Transcribe, word for word, the line containing "OCR this image." and each line following it through the end of the listing below. Omit all other lines.

··· AVAILABLE RECORDS

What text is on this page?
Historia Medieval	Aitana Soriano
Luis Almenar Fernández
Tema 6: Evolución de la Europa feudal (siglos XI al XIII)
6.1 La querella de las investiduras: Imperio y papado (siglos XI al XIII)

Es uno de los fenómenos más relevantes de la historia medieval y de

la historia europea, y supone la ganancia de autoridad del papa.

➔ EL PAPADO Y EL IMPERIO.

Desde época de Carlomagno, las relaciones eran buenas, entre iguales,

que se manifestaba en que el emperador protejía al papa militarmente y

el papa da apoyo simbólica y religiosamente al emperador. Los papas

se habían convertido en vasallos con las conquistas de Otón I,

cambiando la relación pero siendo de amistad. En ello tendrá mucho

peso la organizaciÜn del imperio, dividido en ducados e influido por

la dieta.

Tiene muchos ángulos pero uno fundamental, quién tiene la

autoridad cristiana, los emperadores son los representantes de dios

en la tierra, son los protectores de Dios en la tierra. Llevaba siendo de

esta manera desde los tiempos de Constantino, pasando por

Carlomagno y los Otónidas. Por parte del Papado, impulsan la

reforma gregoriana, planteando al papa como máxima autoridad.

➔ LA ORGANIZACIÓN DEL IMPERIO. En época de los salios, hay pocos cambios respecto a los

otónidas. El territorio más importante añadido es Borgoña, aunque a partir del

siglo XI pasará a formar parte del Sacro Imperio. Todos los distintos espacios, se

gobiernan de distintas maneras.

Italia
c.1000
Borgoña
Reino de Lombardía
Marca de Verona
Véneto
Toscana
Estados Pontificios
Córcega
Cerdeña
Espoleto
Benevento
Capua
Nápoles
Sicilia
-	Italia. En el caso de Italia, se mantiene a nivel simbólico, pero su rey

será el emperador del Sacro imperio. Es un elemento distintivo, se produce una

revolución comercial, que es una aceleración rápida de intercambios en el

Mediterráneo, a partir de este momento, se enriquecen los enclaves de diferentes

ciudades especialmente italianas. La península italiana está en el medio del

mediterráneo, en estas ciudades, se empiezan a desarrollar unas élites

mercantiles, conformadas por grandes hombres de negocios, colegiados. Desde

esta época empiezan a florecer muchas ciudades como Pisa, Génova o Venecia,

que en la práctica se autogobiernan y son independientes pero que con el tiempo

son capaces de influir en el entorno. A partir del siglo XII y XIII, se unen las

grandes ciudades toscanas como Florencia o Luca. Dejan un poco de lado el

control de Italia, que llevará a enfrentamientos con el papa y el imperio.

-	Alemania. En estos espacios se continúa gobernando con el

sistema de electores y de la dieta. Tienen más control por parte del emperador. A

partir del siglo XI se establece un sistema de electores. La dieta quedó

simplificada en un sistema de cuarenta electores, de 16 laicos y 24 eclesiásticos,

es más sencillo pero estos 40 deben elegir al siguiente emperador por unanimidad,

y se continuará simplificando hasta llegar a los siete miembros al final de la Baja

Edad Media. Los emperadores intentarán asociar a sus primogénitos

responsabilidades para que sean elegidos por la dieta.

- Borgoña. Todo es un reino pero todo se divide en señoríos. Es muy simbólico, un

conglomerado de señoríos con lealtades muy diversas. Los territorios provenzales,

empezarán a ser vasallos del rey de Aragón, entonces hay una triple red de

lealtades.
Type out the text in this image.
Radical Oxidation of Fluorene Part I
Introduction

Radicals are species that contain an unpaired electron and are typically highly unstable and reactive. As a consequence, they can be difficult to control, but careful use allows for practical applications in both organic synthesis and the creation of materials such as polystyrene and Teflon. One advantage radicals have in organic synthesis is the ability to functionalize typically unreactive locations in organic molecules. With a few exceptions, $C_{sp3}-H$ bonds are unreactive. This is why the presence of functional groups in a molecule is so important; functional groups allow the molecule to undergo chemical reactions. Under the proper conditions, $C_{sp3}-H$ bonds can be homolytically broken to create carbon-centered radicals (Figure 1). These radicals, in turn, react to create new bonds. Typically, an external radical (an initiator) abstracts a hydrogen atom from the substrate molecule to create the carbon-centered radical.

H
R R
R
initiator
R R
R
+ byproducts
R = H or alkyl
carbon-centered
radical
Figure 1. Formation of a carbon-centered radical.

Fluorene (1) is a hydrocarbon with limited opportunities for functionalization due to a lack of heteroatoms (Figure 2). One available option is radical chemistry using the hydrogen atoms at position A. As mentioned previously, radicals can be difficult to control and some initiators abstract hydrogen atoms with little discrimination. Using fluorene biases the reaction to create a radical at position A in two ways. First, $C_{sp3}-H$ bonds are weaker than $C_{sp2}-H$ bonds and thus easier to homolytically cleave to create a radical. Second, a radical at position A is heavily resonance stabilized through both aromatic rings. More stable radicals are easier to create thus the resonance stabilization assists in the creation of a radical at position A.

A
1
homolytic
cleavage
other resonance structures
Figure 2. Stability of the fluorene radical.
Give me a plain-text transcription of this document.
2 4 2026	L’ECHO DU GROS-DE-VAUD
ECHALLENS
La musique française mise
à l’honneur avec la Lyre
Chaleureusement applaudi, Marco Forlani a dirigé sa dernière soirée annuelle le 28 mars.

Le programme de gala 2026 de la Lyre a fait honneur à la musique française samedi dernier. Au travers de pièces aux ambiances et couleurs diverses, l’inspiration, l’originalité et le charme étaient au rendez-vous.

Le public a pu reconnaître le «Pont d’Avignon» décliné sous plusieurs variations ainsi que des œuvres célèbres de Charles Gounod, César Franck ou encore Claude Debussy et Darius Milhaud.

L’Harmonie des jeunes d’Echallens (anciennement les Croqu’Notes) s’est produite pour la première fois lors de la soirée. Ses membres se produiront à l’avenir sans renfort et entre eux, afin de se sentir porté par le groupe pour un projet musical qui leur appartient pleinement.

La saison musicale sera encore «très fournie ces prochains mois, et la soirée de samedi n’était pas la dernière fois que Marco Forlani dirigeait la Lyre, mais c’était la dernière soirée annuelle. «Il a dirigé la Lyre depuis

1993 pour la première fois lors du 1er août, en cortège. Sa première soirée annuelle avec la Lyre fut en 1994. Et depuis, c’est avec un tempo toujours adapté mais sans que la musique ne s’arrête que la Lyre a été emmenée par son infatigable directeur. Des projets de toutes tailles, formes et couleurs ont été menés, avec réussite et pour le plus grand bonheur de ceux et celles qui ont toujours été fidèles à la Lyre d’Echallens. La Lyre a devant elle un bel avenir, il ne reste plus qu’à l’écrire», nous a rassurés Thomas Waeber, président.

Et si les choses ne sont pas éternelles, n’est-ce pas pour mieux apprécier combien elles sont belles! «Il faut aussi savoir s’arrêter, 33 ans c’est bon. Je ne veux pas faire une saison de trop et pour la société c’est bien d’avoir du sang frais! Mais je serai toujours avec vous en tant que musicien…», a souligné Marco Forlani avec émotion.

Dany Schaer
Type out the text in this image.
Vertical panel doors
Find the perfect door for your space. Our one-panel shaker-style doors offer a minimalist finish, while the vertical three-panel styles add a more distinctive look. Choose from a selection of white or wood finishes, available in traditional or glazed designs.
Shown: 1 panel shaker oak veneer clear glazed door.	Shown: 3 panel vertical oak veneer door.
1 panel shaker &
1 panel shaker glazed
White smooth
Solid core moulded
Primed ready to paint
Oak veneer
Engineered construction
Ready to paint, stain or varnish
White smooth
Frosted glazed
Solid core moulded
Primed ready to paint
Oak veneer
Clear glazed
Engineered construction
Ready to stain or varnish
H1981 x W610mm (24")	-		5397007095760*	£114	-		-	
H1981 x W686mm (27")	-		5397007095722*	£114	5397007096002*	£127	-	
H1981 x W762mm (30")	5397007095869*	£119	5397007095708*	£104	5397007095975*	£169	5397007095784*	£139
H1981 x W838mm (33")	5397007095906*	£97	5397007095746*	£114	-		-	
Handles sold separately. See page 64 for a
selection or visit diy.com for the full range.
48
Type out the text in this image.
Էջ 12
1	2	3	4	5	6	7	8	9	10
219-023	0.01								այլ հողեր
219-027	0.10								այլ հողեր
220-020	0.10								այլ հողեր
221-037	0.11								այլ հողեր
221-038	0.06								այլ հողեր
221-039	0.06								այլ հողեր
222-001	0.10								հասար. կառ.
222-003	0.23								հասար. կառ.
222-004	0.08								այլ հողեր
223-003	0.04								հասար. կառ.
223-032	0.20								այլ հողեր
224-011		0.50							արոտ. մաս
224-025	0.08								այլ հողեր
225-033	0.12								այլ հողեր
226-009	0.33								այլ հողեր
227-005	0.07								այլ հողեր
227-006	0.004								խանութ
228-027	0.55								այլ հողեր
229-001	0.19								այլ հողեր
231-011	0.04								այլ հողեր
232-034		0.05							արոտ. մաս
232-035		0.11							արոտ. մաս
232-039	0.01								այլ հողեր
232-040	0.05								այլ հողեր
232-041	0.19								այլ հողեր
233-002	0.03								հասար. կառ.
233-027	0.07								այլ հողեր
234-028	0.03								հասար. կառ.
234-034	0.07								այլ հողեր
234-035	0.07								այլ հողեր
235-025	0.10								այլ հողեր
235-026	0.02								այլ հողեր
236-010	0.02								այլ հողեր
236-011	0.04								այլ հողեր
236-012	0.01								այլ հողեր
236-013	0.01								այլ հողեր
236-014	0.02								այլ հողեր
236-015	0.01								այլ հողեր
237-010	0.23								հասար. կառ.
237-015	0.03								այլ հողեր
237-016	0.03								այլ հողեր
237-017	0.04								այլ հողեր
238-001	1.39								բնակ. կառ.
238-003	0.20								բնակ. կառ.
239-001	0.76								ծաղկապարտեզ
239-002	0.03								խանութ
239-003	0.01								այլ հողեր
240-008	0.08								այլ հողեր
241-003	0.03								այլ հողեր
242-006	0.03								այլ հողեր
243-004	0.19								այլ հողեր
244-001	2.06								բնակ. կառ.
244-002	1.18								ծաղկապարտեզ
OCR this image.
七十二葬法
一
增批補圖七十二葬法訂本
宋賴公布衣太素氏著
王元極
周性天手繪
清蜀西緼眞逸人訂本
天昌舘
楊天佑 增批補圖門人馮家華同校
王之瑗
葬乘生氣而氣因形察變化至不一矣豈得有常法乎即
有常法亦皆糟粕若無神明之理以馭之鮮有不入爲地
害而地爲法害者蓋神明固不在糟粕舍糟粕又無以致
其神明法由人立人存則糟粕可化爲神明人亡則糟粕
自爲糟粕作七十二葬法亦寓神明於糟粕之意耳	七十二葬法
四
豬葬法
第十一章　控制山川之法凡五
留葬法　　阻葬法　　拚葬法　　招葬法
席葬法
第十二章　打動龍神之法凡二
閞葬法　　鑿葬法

······

RESULT BELOW ::
OCR this image.
七十二葬法
一
增批補圖七十二葬法訂本
宋賴公布衣太素氏著
王元極
周性天手繪
清蜀西緼眞逸人訂本
天昌舘
楊天佑 增批補圖門人馮家華同校
王之瑗
葬乘生氣而氣因形察變化至不一矣豈得有常法乎即
有常法亦皆糟粕若無神明之理以馭之鮮有不入爲地
害而地爲法害者蓋神明固不在糟粕舍糟粕又無以致
其神明法由人立人存則糟粕可化爲神明人亡則糟粕
自爲糟粕作七十二葬法亦寓神明於糟粕之意耳	七十二葬法
四
豬葬法
第十一章　控制山川之法凡五
留葬法　　阻葬法　　拚葬法　　招葬法
席葬法
第十二章　打動龍神之法凡二
閞葬法　　鑿葬法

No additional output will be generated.